● **EXERCISE DETAILS**
Go through the data and tally the lines that hold the string "sólo". Reply with the total alone.

● **RECORDS PROVIDED**
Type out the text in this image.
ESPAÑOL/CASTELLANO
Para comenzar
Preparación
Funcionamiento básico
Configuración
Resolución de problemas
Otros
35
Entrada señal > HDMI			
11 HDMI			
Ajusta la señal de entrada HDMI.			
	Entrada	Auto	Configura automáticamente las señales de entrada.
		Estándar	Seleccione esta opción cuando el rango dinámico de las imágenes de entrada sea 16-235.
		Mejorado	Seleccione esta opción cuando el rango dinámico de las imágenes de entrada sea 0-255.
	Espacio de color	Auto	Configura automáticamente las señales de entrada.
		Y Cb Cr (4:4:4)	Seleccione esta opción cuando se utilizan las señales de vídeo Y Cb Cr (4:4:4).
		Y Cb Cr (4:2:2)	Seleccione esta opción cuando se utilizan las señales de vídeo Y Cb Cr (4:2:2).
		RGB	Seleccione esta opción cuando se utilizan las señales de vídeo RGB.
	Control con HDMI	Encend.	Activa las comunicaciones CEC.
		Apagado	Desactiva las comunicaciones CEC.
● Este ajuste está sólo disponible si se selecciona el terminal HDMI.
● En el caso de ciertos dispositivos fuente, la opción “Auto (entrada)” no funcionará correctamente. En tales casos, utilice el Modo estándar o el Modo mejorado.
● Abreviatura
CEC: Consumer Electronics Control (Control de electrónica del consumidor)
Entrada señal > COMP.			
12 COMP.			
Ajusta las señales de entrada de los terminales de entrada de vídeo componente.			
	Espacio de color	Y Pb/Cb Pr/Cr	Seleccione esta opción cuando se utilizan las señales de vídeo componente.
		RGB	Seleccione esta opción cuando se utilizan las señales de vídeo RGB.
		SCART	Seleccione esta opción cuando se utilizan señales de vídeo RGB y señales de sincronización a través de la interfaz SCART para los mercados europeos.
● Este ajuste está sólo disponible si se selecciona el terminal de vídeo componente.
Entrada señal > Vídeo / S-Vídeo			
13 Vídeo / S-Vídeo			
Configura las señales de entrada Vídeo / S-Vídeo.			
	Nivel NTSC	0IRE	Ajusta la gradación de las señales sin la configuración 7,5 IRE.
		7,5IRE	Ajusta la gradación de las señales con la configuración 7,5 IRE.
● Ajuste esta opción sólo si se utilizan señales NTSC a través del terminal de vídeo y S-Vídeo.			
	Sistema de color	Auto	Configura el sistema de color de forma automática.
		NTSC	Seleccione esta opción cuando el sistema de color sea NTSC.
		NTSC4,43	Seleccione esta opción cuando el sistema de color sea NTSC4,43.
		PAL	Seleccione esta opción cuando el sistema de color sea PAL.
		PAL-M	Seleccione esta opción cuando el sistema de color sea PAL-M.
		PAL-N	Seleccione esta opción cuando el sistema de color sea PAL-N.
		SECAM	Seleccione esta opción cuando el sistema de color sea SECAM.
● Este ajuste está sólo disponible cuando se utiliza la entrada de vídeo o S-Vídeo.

● **RESULT OF THIS TASK**
4